§ **Data for this exercise**

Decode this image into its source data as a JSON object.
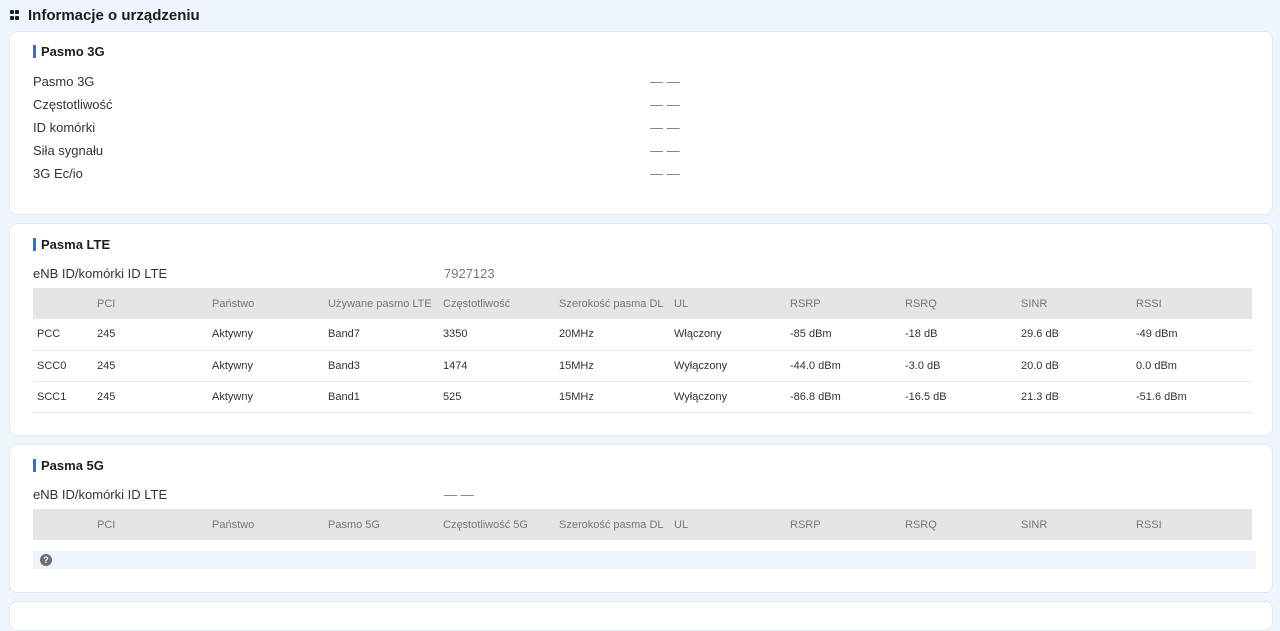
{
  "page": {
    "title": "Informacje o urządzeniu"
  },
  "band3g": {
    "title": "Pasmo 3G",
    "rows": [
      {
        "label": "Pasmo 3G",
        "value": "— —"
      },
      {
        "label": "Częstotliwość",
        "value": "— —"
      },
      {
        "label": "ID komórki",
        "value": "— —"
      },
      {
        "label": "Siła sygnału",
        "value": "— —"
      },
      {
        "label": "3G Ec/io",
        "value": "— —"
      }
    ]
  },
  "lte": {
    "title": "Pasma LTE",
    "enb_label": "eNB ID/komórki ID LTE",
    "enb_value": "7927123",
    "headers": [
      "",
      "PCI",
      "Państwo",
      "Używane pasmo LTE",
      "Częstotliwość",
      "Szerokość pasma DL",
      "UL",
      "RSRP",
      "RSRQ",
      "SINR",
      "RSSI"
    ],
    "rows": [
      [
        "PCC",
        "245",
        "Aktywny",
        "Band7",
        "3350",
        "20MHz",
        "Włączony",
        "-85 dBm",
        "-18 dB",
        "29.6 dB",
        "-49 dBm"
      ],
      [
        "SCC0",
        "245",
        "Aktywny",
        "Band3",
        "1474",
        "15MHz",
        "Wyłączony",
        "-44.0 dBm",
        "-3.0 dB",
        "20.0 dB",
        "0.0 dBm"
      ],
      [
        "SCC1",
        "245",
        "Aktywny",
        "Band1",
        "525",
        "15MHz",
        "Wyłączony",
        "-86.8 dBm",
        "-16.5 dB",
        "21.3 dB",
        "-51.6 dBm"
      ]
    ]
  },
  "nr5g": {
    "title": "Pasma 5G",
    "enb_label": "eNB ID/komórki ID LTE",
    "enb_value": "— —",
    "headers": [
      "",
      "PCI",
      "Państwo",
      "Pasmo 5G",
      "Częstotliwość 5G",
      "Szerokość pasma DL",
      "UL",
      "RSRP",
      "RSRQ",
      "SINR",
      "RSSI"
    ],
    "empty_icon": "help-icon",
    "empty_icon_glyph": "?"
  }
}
--
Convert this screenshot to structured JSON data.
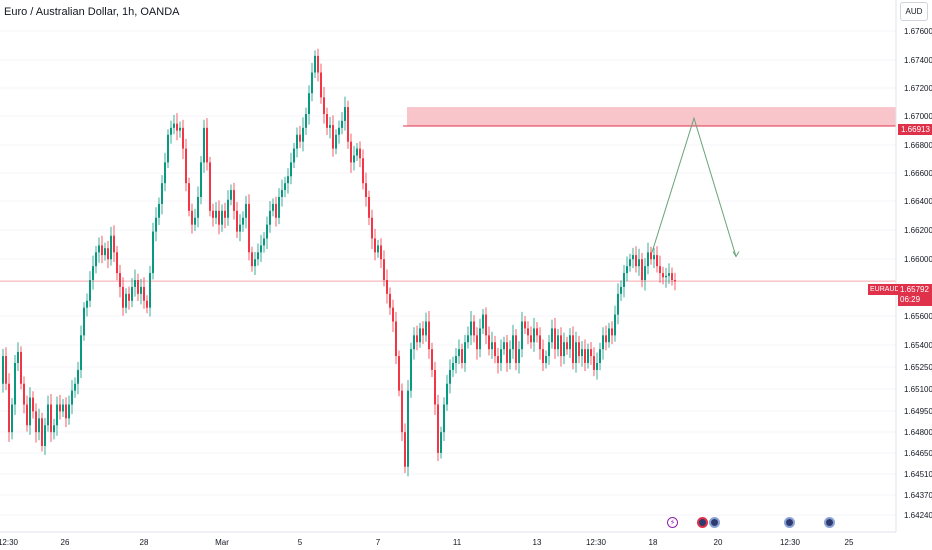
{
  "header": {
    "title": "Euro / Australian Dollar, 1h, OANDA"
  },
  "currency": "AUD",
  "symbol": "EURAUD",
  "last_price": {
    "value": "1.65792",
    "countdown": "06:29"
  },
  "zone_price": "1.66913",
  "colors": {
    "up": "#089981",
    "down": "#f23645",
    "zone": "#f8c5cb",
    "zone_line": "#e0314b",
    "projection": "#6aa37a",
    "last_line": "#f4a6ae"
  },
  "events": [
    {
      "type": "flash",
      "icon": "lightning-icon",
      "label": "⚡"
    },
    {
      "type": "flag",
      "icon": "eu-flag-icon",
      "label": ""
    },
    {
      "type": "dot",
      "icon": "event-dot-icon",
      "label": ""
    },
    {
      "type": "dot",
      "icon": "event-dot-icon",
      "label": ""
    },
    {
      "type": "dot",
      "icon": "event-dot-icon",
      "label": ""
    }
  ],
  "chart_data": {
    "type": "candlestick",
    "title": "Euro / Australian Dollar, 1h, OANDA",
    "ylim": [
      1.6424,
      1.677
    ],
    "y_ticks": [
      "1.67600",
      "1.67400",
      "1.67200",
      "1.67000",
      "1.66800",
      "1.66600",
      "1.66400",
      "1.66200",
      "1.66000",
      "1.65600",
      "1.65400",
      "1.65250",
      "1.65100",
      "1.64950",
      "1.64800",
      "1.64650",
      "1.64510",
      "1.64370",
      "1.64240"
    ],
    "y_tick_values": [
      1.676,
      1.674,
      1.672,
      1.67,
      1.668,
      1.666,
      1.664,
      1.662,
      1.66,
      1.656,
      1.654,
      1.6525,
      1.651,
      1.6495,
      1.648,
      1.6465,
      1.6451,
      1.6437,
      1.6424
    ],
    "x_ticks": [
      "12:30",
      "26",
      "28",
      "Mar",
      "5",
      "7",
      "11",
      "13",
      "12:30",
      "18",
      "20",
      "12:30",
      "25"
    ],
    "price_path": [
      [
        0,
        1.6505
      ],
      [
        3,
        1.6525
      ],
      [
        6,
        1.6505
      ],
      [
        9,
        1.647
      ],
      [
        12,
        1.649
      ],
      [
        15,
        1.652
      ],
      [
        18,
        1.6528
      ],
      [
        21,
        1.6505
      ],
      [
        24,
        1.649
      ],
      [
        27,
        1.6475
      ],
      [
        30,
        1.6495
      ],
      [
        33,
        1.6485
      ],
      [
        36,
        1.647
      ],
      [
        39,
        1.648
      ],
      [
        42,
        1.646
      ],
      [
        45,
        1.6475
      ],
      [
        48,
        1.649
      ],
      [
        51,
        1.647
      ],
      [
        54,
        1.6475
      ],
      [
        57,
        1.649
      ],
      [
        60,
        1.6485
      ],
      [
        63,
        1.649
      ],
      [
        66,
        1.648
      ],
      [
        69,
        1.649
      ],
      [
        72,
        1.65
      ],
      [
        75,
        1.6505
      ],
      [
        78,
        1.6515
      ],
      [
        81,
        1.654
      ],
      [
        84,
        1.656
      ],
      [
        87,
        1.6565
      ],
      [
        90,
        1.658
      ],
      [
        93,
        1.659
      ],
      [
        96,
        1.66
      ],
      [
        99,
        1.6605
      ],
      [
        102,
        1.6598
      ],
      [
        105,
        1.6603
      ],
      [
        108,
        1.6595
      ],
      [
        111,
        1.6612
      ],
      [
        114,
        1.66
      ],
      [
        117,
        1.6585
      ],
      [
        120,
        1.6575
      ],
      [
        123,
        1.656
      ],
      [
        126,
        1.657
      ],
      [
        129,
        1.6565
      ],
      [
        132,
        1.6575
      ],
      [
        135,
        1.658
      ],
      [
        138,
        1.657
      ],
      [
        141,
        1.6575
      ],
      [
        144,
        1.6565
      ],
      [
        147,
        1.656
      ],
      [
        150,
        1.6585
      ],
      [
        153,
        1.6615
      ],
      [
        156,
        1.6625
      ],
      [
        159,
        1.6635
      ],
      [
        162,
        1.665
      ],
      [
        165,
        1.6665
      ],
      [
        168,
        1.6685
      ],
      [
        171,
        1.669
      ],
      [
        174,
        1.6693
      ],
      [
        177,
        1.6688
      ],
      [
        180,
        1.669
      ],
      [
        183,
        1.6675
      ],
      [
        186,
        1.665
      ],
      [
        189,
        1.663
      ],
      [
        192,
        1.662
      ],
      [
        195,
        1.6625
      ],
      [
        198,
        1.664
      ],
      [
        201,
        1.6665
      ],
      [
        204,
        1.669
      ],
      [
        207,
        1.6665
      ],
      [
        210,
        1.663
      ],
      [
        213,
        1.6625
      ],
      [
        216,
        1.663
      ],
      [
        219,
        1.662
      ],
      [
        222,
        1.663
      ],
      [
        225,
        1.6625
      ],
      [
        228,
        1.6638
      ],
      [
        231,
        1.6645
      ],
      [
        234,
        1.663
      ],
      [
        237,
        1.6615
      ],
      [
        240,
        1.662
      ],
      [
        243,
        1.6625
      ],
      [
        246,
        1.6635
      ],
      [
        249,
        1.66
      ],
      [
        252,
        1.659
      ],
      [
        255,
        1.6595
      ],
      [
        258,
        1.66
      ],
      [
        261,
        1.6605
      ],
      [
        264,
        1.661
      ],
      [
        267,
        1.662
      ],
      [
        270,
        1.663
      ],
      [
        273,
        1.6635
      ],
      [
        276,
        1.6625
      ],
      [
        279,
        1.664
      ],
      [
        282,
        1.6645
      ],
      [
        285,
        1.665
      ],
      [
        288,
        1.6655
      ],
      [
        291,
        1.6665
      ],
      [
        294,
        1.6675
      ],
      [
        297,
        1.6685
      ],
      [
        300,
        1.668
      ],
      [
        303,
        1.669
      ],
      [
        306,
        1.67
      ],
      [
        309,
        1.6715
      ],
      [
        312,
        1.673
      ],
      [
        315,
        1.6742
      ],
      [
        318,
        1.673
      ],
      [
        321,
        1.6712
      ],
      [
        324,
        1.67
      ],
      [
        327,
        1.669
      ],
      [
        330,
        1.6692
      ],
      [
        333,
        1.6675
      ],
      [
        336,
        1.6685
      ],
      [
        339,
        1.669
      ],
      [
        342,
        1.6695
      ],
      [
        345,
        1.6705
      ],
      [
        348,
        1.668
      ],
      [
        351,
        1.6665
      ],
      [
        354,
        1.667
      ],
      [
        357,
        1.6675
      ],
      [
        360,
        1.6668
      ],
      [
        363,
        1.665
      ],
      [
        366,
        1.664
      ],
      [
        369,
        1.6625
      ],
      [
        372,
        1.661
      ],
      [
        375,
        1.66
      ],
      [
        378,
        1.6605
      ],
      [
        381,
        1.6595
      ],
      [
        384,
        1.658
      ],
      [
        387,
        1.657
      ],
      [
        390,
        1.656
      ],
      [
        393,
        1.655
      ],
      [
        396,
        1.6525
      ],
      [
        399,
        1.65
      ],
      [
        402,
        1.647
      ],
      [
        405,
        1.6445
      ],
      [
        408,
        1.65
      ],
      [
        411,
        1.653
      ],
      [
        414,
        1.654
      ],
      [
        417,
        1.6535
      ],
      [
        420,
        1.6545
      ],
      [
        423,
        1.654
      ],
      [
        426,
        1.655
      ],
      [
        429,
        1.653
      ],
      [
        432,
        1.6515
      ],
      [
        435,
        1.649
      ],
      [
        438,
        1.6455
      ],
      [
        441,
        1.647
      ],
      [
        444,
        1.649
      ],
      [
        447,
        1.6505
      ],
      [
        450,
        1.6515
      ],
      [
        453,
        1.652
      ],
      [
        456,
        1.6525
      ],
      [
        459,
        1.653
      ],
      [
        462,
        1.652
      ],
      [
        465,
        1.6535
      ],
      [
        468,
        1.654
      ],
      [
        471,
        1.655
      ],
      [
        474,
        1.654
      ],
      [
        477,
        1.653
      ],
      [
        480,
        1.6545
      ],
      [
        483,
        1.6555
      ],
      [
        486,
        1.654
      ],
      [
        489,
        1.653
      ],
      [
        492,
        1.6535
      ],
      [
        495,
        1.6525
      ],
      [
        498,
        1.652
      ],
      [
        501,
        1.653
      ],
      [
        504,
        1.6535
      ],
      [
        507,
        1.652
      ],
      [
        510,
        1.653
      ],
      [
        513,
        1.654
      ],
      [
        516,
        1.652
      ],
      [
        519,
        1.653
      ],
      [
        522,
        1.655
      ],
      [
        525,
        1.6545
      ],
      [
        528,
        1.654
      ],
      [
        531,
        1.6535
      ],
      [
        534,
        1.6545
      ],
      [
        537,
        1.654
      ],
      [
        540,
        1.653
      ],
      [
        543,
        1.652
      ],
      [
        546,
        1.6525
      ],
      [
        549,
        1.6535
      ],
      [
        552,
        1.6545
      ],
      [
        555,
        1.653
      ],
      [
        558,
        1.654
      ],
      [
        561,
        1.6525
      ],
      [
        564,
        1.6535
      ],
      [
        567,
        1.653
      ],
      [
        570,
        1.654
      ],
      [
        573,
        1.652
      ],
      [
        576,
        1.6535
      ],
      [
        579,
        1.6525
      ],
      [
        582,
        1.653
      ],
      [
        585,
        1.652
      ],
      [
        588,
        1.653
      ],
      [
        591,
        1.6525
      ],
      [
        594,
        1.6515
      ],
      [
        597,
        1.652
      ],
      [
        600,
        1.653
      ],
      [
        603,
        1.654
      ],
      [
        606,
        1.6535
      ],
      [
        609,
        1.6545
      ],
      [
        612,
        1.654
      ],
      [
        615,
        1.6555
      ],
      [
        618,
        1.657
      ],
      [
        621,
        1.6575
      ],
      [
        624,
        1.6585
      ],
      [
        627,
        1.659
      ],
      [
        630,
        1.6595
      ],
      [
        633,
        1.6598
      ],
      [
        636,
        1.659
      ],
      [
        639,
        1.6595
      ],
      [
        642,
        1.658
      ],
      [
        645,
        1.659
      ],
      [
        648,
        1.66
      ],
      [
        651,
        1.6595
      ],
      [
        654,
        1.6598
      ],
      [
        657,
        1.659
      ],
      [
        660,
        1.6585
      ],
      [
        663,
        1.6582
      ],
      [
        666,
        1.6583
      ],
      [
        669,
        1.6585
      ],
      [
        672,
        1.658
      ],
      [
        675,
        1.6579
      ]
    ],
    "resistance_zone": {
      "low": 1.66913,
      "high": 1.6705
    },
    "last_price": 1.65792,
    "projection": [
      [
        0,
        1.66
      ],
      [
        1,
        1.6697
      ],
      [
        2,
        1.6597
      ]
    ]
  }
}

§ **Exercise details**
Find the lines containing "Dollar" and list every one of them.

§ **Reply to the task**
    "title": "Euro / Australian Dollar, 1h, OANDA"
    "title": "Euro / Australian Dollar, 1h, OANDA",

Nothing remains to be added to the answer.